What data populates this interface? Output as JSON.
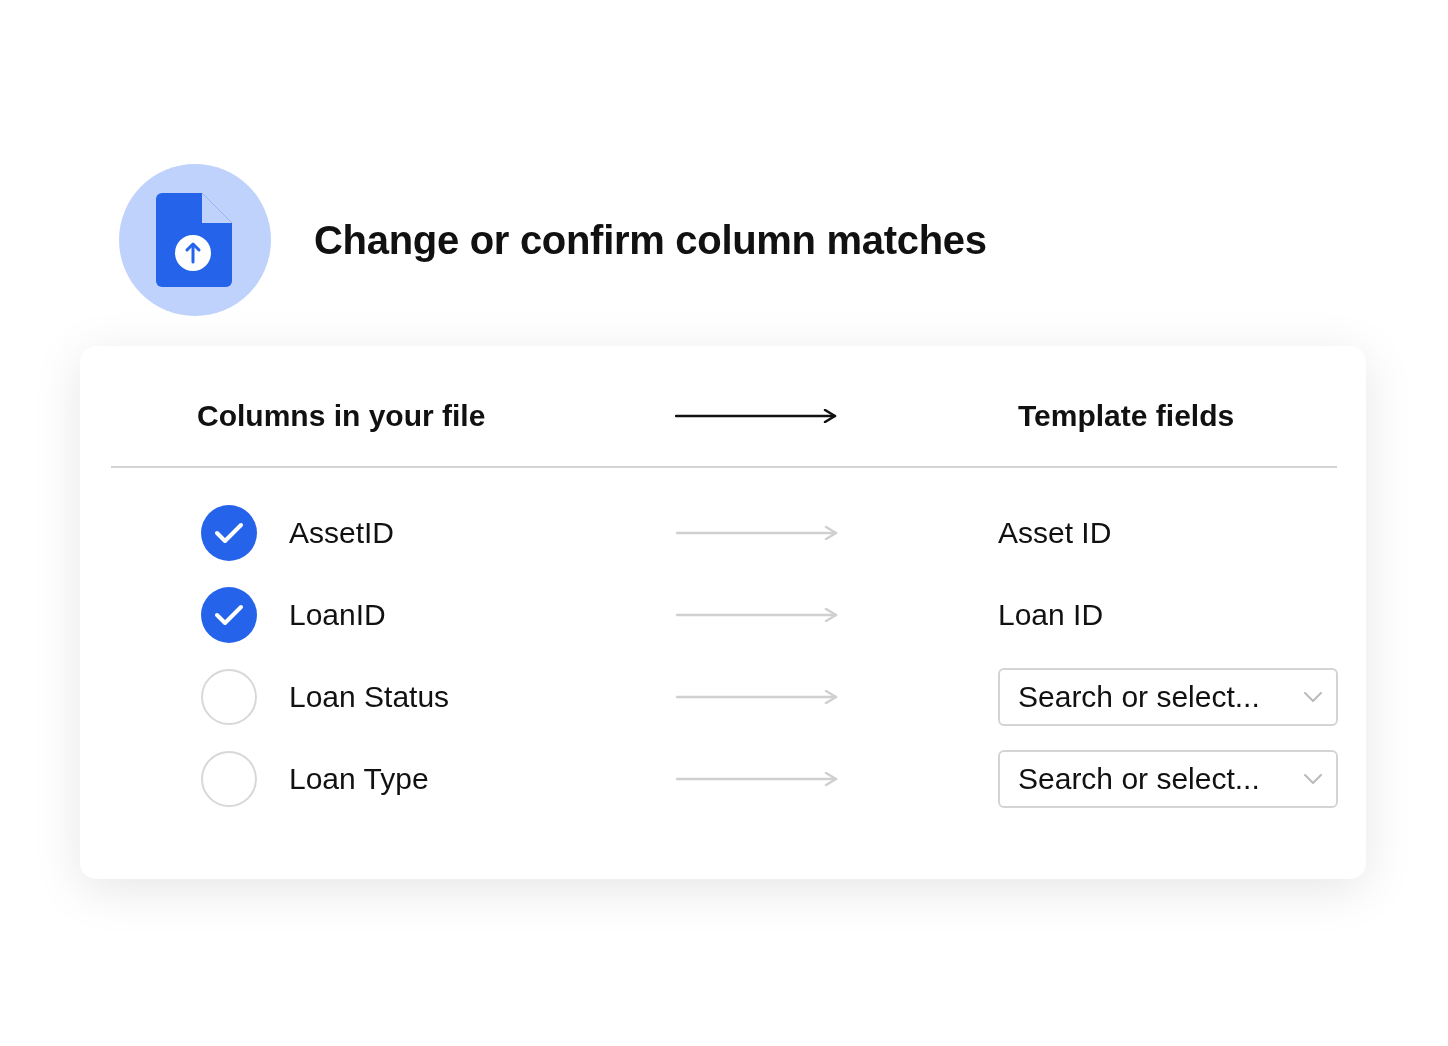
{
  "title": "Change or confirm column matches",
  "table": {
    "columns": [
      "Columns in your file",
      "Template fields"
    ],
    "rows": [
      {
        "name": "AssetID",
        "checked": true,
        "kind": "text",
        "field": {
          "value": "Asset ID"
        }
      },
      {
        "name": "LoanID",
        "checked": true,
        "kind": "text",
        "field": {
          "value": "Loan ID"
        }
      },
      {
        "name": "Loan Status",
        "checked": false,
        "kind": "select",
        "field": {
          "placeholder": "Search or select..."
        }
      },
      {
        "name": "Loan Type",
        "checked": false,
        "kind": "select",
        "field": {
          "placeholder": "Search or select..."
        }
      }
    ]
  }
}
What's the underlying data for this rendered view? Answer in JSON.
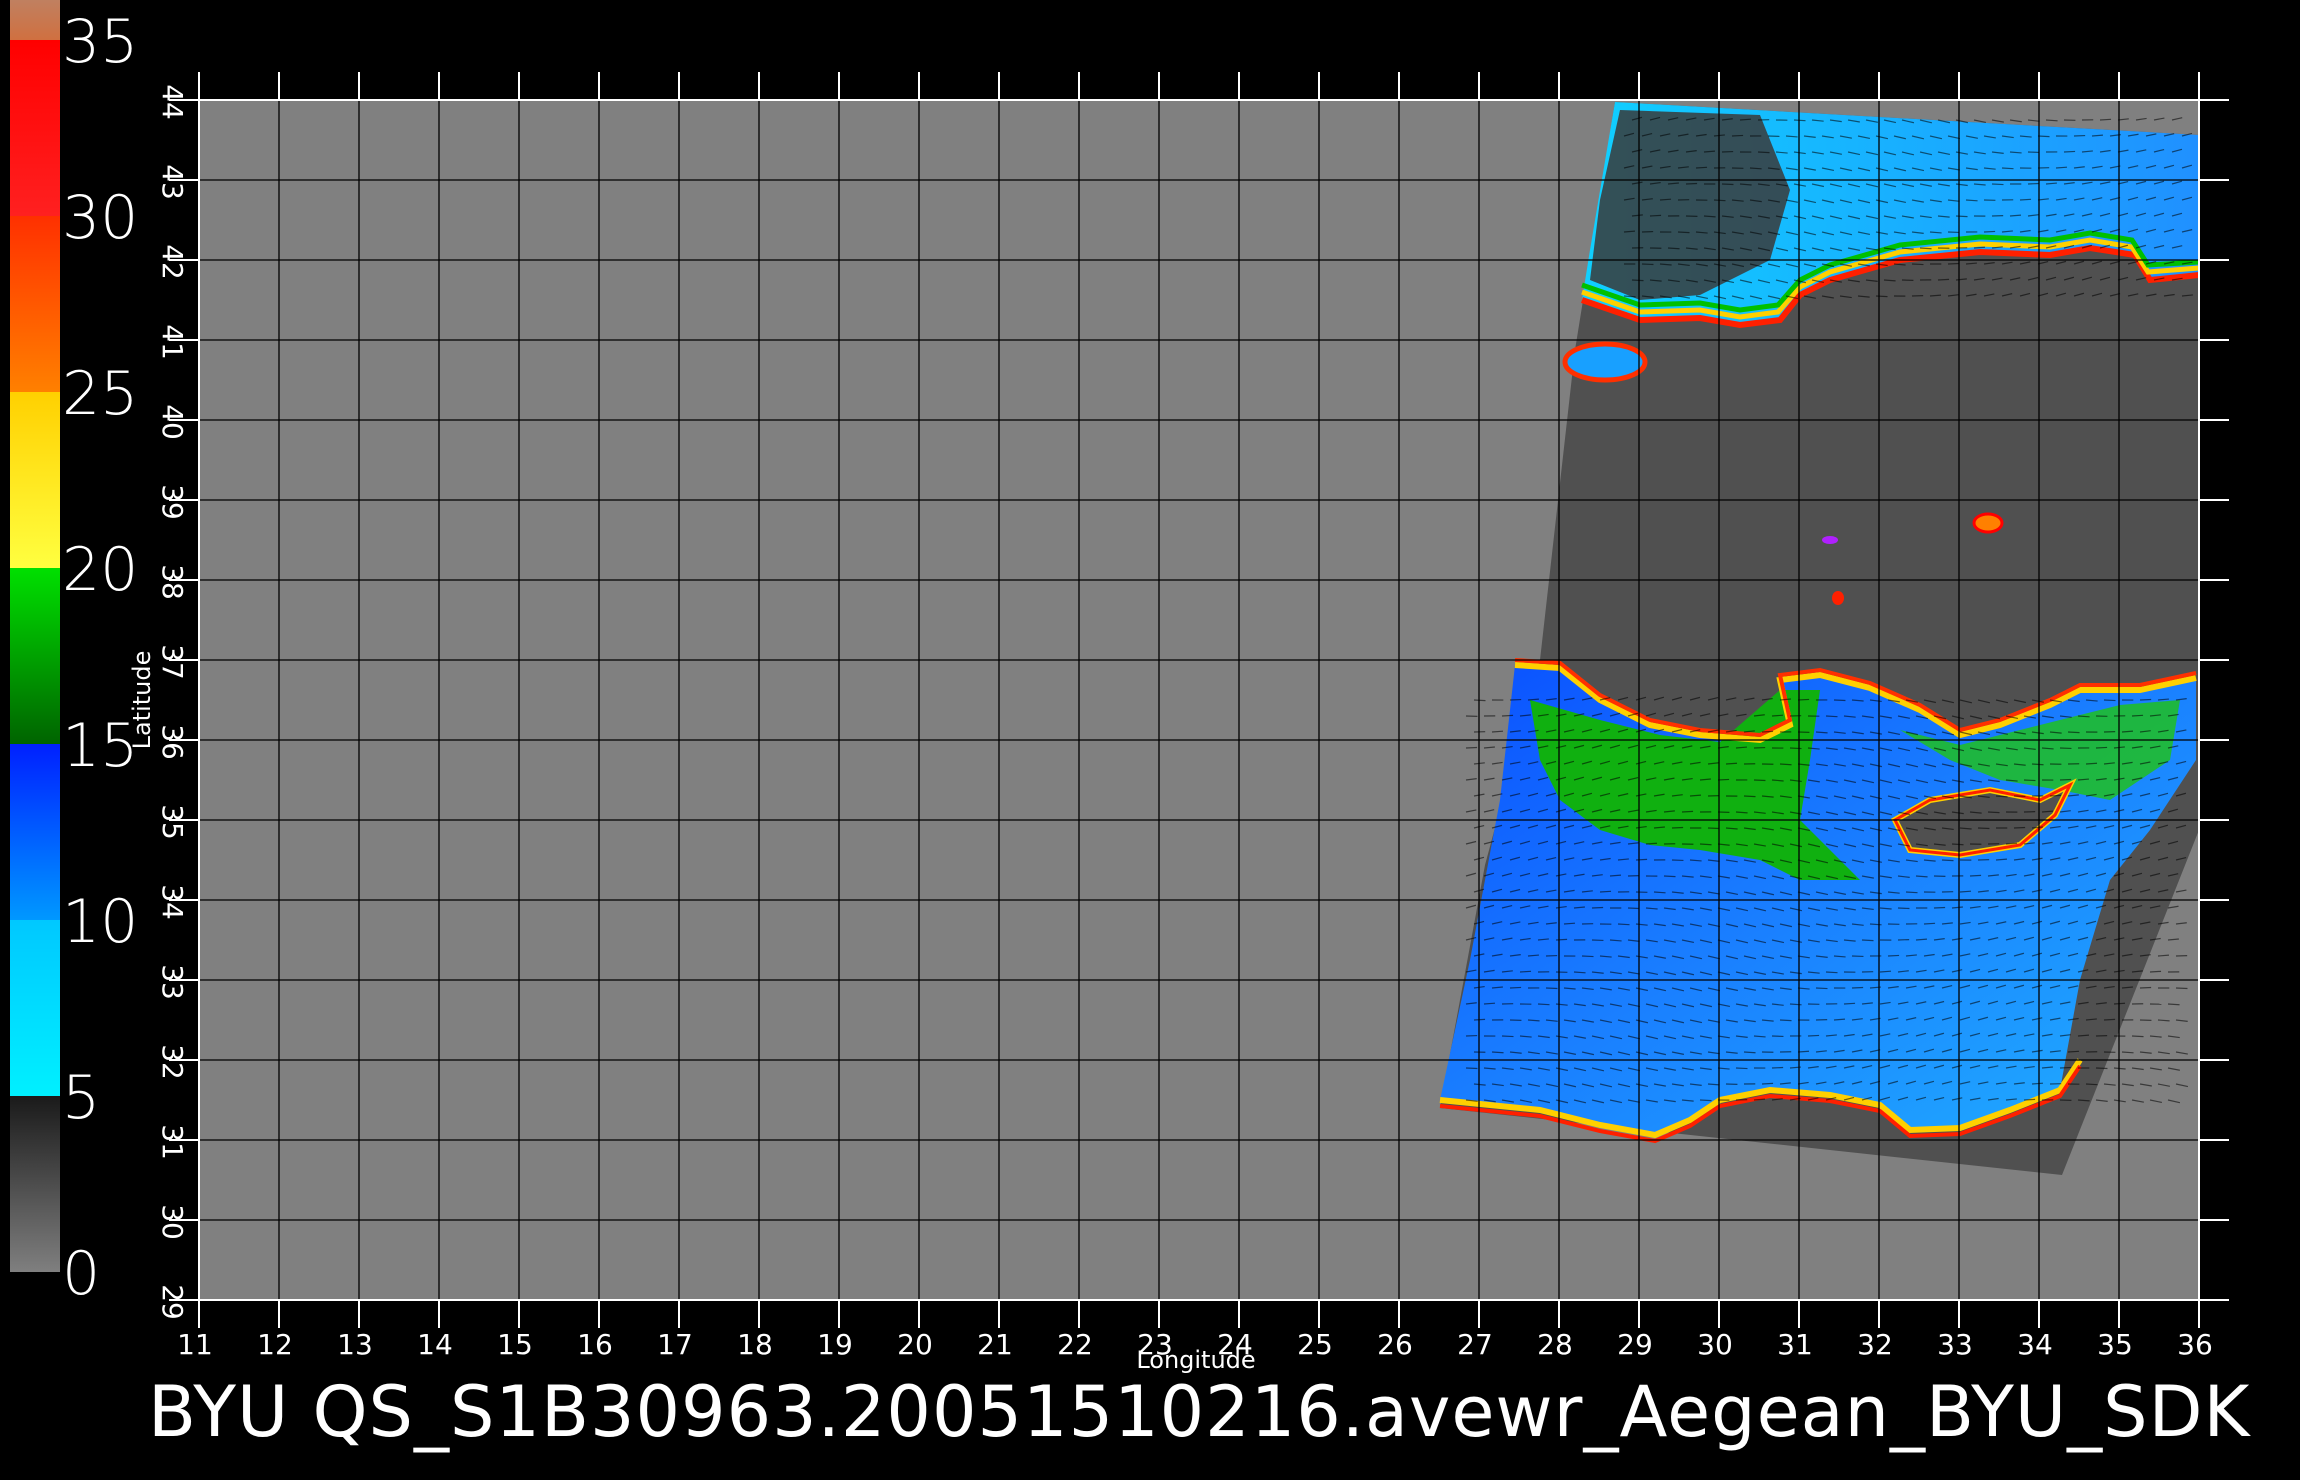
{
  "footer": {
    "title": "BYU  QS_S1B30963.20051510216.avewr_Aegean_BYU_SDK"
  },
  "colorbar": {
    "labels": [
      "35",
      "30",
      "25",
      "20",
      "15",
      "10",
      "5",
      "0"
    ],
    "segments": [
      {
        "from": 0,
        "to": 5,
        "color_top": "#1a1a1a",
        "color_bottom": "#7f7f7f"
      },
      {
        "from": 5,
        "to": 10,
        "color_top": "#00c8ff",
        "color_bottom": "#00f0ff"
      },
      {
        "from": 10,
        "to": 15,
        "color_top": "#0020ff",
        "color_bottom": "#0098ff"
      },
      {
        "from": 15,
        "to": 20,
        "color_top": "#00e000",
        "color_bottom": "#006400"
      },
      {
        "from": 20,
        "to": 25,
        "color_top": "#ffd000",
        "color_bottom": "#ffff40"
      },
      {
        "from": 25,
        "to": 30,
        "color_top": "#ff3000",
        "color_bottom": "#ff8000"
      },
      {
        "from": 30,
        "to": 35,
        "color_top": "#ff0000",
        "color_bottom": "#ff2020"
      },
      {
        "from": 35,
        "to": 37,
        "color_top": "#c08060",
        "color_bottom": "#d07040"
      }
    ]
  },
  "map": {
    "x_label": "Longitude",
    "y_label": "Latitude",
    "lon_ticks": [
      "11",
      "12",
      "13",
      "14",
      "15",
      "16",
      "17",
      "18",
      "19",
      "20",
      "21",
      "22",
      "23",
      "24",
      "25",
      "26",
      "27",
      "28",
      "29",
      "30",
      "31",
      "32",
      "33",
      "34",
      "35",
      "36"
    ],
    "lat_ticks": [
      "29",
      "30",
      "31",
      "32",
      "33",
      "34",
      "35",
      "36",
      "37",
      "38",
      "39",
      "40",
      "41",
      "42",
      "43",
      "44"
    ],
    "background_color": "#808080",
    "swath_color": "#505050",
    "grid_color": "#000000"
  }
}
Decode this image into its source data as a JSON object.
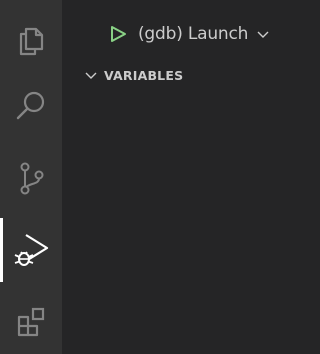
{
  "activity_bar": {
    "items": [
      {
        "icon": "files-icon"
      },
      {
        "icon": "search-icon"
      },
      {
        "icon": "source-control-icon"
      },
      {
        "icon": "run-debug-icon",
        "active": true
      },
      {
        "icon": "extensions-icon"
      }
    ]
  },
  "debug": {
    "configuration_label": "(gdb) Launch",
    "play_color": "#89d185"
  },
  "sections": {
    "variables_title": "VARIABLES"
  },
  "colors": {
    "activity_bar_bg": "#333333",
    "sidebar_bg": "#252526",
    "icon_inactive": "#858585",
    "icon_active": "#ffffff",
    "text": "#cccccc"
  }
}
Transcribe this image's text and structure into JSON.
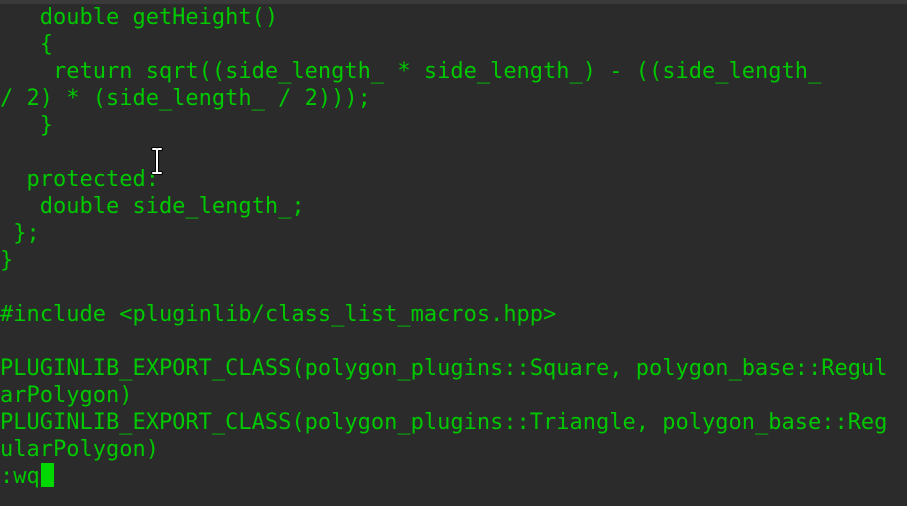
{
  "editor": {
    "lines": [
      "   double getHeight()",
      "   {",
      "    return sqrt((side_length_ * side_length_) - ((side_length_",
      "/ 2) * (side_length_ / 2)));",
      "   }",
      "",
      "  protected:",
      "   double side_length_;",
      " };",
      "}",
      "",
      "#include <pluginlib/class_list_macros.hpp>",
      "",
      "PLUGINLIB_EXPORT_CLASS(polygon_plugins::Square, polygon_base::Regul",
      "arPolygon)",
      "PLUGINLIB_EXPORT_CLASS(polygon_plugins::Triangle, polygon_base::Reg",
      "ularPolygon)"
    ],
    "command_line": ":wq",
    "text_color": "#00c800",
    "background_color": "#2b2b2b"
  }
}
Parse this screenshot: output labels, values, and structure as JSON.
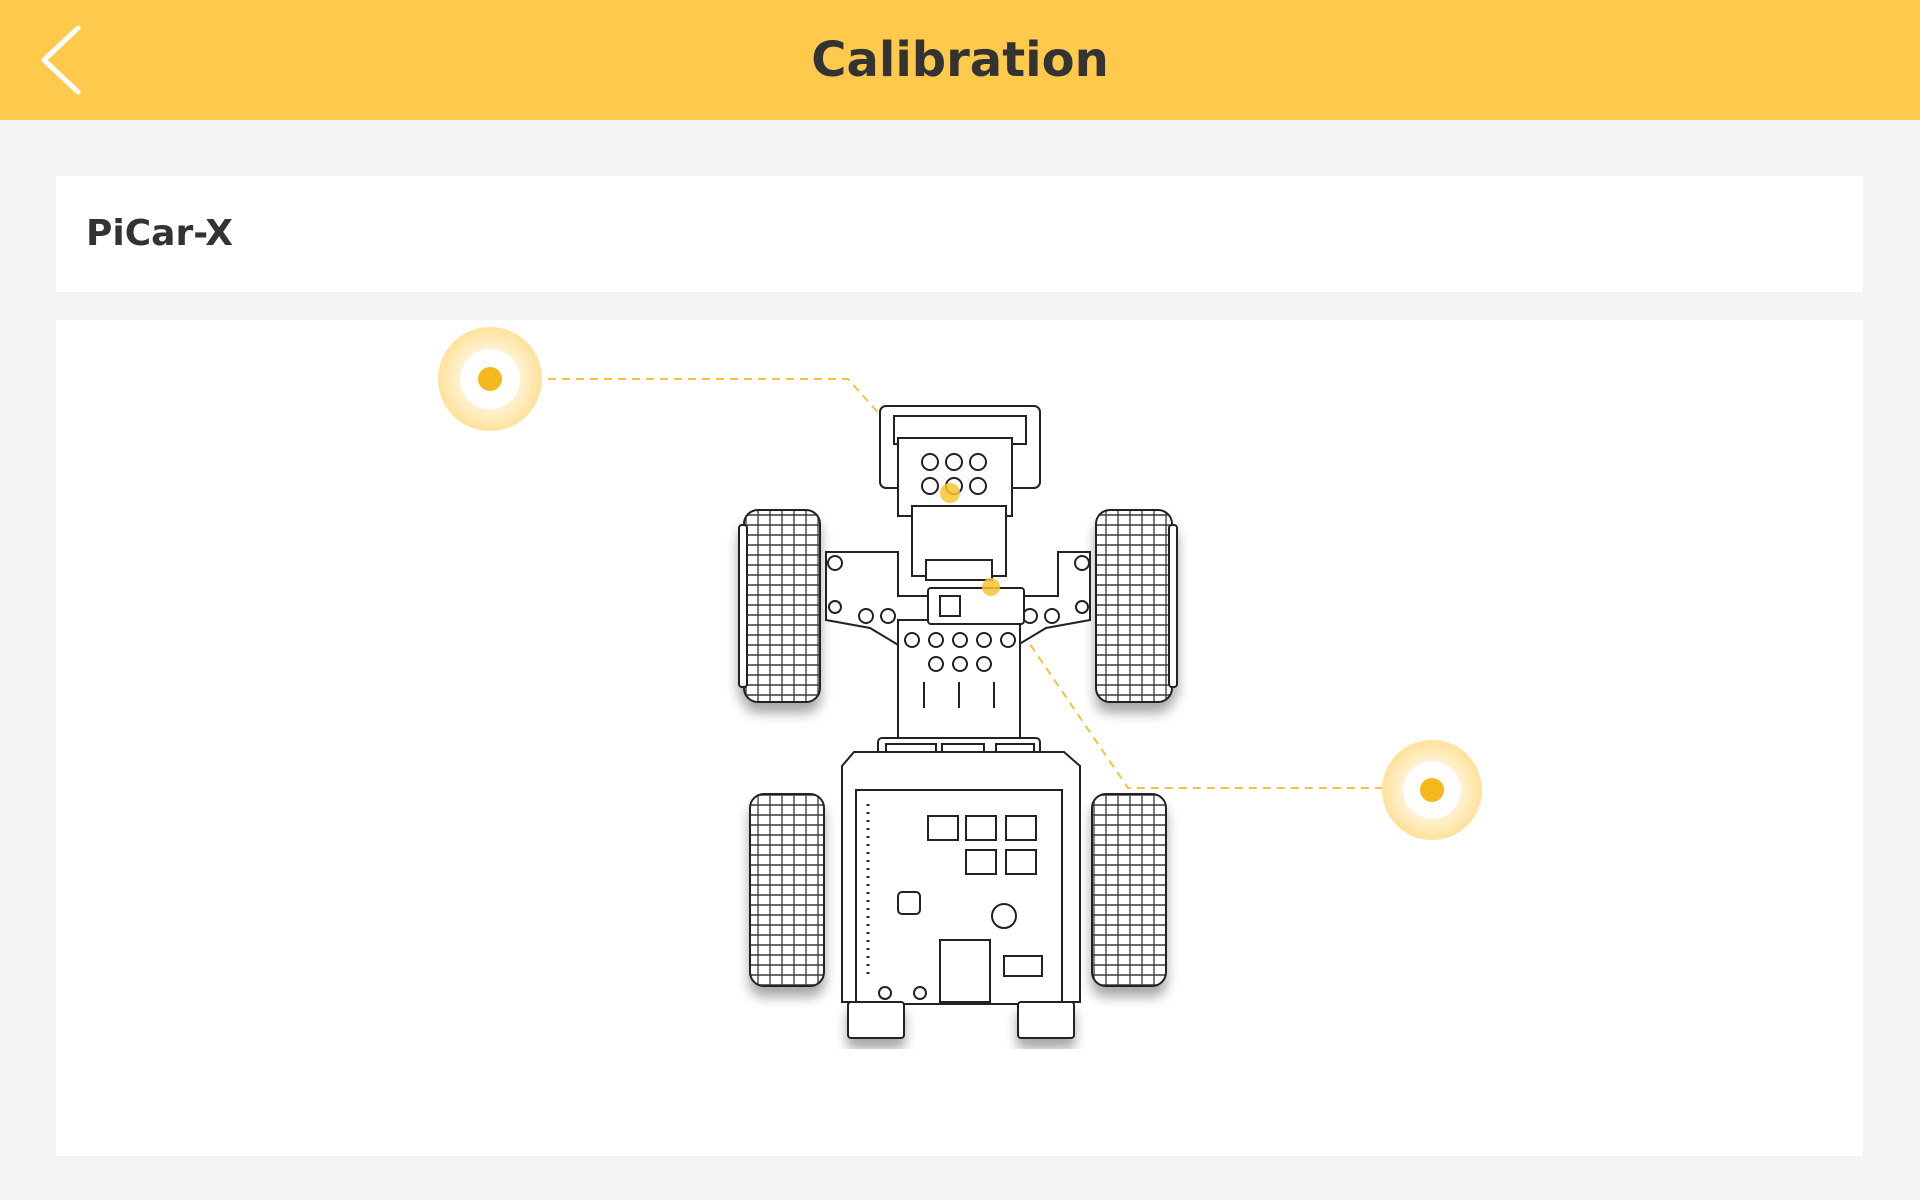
________________________
• [What to do]:
Show all lines in the entries above where the word "from" appears.

• [Full solution]:
        "from": 0,
        "from": 5,
        "from": 10,
        "from": 15,
        "from": 20,
        "from": 25,
        "from": 30,
        "from": 35,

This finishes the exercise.